Element location data
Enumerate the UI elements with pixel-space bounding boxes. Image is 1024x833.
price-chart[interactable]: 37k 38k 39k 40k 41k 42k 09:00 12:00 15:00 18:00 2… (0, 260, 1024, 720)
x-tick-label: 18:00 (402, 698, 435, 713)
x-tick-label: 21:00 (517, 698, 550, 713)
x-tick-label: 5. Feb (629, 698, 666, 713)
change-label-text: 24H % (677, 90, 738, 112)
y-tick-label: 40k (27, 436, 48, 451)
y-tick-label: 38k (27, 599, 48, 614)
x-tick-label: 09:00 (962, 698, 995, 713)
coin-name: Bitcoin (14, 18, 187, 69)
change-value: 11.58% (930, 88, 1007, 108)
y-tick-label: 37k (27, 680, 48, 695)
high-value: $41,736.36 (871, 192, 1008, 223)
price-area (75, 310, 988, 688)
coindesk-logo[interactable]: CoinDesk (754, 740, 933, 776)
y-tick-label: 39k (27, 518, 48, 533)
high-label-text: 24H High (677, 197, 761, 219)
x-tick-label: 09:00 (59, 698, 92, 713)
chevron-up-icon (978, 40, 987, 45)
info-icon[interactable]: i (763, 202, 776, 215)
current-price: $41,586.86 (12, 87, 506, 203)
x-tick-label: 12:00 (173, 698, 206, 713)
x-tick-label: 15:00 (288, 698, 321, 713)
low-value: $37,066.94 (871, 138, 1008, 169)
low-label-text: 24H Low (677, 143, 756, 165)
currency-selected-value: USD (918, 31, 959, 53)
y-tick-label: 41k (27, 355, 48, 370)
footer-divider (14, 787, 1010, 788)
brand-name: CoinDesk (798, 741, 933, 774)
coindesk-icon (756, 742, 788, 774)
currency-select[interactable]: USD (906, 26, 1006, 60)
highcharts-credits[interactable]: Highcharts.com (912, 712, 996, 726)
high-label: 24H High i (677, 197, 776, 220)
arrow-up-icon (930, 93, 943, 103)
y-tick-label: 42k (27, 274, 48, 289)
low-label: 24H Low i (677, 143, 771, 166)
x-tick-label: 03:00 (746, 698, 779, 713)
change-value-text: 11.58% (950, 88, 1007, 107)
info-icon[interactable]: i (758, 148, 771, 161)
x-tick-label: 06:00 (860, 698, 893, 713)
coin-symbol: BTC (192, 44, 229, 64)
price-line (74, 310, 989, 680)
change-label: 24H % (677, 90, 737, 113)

DIRECTIONS:
Show every line of the rows that contains the string "name", copying each such line in full.

ANSWER TO THE TASK:
coin-name: Bitcoin (14, 18, 187, 69)
brand-name: CoinDesk (798, 741, 933, 774)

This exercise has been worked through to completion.